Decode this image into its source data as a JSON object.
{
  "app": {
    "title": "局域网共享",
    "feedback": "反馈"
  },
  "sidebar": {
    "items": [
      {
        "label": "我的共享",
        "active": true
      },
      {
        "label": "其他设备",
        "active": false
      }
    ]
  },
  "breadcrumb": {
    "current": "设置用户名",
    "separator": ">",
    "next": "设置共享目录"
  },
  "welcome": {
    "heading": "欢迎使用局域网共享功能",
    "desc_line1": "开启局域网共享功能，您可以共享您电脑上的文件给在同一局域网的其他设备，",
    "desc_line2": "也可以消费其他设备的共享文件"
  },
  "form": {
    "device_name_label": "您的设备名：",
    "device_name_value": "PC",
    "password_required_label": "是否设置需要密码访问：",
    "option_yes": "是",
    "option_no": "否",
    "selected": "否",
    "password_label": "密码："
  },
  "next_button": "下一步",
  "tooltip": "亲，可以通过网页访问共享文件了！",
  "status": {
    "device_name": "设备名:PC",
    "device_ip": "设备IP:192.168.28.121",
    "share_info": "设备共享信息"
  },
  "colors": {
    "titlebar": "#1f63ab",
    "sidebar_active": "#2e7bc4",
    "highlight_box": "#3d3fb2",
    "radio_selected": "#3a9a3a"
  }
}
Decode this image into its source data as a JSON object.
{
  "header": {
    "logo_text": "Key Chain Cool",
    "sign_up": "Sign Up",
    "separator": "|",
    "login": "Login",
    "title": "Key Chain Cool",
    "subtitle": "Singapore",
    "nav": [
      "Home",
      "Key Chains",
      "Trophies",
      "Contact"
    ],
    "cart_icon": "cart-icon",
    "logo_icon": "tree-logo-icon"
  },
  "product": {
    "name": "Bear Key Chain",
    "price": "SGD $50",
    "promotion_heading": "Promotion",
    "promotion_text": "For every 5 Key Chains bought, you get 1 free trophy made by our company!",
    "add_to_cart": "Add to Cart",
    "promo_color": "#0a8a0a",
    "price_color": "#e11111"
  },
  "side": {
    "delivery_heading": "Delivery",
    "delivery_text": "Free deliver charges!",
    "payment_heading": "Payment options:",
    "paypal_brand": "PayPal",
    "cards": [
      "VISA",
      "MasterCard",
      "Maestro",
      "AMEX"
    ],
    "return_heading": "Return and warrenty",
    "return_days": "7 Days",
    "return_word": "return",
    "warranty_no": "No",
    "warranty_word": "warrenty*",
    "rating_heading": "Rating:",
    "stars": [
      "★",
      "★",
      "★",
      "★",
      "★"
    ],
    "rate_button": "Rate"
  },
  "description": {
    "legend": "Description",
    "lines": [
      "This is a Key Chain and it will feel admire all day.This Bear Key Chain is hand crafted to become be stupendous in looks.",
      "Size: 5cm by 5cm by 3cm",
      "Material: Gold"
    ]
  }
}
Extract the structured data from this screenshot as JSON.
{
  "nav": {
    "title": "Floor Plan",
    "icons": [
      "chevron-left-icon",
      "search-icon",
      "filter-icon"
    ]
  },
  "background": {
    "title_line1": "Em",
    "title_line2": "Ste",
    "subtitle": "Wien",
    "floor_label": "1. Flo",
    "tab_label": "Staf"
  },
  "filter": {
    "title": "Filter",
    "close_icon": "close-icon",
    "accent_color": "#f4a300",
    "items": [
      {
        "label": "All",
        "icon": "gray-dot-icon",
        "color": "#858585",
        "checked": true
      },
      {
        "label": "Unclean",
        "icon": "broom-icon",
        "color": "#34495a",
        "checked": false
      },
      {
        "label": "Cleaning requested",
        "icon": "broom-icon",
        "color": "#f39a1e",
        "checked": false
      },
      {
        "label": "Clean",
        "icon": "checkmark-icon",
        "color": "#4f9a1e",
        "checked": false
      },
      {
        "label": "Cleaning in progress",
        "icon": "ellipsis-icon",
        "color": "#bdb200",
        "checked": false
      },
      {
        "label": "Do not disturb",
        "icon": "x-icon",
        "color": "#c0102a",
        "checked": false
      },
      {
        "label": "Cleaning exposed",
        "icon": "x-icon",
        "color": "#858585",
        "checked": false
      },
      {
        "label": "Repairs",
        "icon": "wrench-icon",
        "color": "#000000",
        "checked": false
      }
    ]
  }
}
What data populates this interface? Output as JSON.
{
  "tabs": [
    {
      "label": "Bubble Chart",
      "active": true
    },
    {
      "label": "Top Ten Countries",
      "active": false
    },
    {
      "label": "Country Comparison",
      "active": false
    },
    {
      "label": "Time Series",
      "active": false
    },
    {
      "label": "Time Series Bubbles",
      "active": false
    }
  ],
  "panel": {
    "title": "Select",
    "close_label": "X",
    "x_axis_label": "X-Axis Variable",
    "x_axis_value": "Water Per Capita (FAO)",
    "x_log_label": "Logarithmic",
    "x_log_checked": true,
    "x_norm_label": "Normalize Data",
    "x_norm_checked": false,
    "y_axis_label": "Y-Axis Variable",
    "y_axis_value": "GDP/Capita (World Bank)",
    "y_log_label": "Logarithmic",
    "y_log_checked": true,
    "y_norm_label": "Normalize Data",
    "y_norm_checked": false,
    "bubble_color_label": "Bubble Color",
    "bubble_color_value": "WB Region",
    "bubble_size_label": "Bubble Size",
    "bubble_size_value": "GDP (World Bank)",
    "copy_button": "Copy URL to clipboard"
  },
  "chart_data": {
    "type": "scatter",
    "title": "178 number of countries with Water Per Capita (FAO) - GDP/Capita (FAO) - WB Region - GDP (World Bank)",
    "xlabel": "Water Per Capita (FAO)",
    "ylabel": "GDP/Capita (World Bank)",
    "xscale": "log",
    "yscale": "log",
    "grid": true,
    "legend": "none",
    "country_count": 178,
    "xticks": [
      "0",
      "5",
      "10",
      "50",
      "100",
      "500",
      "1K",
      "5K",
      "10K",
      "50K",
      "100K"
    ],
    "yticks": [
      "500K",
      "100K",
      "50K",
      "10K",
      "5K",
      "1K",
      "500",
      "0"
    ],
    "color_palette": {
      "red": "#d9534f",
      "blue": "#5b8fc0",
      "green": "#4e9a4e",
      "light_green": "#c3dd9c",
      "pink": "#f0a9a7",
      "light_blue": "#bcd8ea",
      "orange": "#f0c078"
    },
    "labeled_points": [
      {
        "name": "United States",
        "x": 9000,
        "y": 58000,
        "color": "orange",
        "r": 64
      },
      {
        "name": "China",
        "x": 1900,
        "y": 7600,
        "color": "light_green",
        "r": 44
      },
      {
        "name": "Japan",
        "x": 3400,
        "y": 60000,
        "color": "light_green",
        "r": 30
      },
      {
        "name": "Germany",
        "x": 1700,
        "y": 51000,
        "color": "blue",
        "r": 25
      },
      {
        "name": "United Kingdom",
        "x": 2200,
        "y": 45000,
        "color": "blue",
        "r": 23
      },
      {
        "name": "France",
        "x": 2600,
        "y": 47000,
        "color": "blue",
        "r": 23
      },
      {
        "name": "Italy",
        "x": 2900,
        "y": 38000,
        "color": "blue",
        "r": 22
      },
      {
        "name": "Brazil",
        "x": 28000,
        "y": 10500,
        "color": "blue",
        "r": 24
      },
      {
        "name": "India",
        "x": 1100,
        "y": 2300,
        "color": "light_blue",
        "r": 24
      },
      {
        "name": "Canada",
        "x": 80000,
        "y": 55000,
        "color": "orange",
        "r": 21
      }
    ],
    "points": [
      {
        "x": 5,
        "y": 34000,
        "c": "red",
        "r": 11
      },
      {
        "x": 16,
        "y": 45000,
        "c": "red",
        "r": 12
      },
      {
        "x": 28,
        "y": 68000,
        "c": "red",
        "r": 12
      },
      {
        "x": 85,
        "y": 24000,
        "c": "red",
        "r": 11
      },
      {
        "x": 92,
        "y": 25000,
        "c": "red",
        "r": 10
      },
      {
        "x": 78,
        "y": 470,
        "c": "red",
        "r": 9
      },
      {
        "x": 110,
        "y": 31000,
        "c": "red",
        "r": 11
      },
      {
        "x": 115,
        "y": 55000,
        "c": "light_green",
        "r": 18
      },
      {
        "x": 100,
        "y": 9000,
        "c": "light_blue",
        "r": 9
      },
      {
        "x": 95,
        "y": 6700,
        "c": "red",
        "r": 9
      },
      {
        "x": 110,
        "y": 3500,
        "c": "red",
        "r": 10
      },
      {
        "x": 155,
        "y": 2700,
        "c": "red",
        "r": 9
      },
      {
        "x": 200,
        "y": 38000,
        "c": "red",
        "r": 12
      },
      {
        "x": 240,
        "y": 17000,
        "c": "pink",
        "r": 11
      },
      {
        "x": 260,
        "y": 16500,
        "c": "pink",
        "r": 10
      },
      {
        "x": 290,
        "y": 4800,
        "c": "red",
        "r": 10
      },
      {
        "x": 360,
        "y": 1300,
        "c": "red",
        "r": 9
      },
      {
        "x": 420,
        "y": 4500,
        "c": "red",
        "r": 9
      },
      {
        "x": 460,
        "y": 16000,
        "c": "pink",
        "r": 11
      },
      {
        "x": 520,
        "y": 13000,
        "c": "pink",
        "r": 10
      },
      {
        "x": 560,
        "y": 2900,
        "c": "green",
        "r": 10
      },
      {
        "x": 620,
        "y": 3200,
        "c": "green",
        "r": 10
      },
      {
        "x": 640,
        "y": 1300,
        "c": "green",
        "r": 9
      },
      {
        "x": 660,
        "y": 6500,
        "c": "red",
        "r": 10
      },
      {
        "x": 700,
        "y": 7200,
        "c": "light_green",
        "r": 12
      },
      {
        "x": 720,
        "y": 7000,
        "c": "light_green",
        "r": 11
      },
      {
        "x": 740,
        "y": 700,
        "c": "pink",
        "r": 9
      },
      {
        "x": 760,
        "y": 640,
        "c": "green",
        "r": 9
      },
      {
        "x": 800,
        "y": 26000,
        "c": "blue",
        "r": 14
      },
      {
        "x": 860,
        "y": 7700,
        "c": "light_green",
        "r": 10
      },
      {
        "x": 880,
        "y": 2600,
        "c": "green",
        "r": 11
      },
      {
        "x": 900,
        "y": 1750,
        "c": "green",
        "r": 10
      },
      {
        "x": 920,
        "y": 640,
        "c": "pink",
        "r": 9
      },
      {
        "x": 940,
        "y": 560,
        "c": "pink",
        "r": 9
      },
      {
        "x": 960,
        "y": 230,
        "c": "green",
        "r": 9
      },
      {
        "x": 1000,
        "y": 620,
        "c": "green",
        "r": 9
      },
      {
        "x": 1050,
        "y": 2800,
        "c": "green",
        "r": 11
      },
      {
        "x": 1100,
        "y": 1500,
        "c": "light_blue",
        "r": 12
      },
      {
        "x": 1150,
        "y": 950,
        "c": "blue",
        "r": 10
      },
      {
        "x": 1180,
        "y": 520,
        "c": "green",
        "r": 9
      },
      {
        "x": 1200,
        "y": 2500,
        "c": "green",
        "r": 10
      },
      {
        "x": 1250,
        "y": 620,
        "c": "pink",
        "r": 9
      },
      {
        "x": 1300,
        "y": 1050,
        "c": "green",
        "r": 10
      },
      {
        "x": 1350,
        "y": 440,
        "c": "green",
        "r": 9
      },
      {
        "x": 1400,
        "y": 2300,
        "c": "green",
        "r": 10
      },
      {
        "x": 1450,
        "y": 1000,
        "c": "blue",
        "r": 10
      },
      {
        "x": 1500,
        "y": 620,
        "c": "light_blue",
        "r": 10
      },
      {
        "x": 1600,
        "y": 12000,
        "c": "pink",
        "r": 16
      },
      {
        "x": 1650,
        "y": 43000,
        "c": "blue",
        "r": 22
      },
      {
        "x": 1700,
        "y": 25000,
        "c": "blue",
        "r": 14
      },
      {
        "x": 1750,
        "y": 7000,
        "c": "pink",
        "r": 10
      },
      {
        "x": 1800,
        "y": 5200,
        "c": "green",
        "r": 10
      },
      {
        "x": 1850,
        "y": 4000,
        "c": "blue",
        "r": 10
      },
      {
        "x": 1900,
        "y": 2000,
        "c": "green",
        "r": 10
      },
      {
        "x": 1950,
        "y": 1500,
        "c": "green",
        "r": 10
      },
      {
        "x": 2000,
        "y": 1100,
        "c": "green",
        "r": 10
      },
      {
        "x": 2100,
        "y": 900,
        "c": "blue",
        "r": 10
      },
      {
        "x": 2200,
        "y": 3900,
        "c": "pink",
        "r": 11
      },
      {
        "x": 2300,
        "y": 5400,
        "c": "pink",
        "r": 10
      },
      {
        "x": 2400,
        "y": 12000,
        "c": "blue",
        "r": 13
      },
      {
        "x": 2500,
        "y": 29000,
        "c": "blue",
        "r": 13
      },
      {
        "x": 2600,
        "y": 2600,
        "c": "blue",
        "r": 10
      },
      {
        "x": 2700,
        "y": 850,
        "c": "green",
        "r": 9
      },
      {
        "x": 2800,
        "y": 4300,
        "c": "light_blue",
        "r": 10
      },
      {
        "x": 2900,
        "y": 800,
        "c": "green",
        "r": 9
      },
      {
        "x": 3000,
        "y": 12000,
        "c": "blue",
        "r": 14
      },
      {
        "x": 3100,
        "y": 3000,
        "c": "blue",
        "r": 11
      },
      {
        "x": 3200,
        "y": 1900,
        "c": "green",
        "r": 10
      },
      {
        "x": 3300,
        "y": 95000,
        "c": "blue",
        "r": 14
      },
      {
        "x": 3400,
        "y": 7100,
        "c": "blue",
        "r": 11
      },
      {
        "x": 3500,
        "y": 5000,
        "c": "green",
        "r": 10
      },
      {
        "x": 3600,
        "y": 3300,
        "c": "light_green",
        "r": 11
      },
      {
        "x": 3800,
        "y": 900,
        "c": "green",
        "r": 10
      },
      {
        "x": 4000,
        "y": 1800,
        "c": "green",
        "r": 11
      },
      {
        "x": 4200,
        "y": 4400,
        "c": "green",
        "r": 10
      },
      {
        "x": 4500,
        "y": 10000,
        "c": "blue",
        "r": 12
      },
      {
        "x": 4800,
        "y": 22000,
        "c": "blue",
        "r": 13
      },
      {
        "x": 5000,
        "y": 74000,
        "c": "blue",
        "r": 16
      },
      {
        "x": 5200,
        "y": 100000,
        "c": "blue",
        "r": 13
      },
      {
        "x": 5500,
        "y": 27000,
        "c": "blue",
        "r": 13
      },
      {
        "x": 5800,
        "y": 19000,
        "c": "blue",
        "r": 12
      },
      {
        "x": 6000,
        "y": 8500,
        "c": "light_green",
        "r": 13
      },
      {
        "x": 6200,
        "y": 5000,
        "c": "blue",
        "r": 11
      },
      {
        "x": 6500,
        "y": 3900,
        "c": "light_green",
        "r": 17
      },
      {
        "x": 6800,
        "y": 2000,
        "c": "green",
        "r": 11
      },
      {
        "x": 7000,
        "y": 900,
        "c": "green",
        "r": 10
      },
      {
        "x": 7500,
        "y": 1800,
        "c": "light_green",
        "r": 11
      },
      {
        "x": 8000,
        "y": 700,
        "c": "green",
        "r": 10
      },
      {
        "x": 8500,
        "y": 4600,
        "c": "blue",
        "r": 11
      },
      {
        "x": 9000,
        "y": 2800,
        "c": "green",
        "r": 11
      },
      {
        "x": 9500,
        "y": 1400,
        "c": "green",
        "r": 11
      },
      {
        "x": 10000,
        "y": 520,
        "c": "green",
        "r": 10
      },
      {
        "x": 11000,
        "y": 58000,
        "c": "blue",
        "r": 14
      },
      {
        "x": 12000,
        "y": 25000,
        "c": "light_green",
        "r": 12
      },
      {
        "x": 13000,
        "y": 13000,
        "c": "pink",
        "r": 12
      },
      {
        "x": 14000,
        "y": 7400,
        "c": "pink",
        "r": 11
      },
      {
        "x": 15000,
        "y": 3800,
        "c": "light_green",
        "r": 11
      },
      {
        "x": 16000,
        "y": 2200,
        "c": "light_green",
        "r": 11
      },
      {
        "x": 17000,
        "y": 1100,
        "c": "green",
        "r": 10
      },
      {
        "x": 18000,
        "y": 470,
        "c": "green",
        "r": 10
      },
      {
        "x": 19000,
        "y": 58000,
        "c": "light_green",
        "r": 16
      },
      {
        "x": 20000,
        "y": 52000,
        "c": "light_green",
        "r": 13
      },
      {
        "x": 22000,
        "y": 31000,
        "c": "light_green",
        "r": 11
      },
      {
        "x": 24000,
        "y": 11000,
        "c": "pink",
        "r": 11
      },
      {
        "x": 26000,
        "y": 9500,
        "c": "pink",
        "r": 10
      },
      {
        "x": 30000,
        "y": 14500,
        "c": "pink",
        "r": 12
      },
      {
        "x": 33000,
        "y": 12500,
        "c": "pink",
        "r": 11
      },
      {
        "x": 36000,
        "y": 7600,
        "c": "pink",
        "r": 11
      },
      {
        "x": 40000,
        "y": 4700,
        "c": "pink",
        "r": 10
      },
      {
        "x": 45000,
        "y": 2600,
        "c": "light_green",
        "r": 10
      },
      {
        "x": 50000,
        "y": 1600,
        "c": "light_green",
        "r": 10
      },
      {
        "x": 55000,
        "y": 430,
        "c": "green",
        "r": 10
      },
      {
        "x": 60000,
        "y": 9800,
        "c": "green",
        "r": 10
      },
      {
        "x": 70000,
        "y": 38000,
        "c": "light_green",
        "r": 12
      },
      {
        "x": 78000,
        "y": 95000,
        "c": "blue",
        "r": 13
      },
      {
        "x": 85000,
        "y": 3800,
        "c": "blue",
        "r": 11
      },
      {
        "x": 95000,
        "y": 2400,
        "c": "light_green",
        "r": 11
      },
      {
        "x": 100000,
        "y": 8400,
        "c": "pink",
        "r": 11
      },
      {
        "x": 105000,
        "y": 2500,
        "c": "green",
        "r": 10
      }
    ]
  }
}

----------

- WHAT YOU SHOULD DO:
Pull out each line of the entries that contains "Variable".

- PROBLEM SOLUTION:
    "x_axis_label": "X-Axis Variable",
    "y_axis_label": "Y-Axis Variable",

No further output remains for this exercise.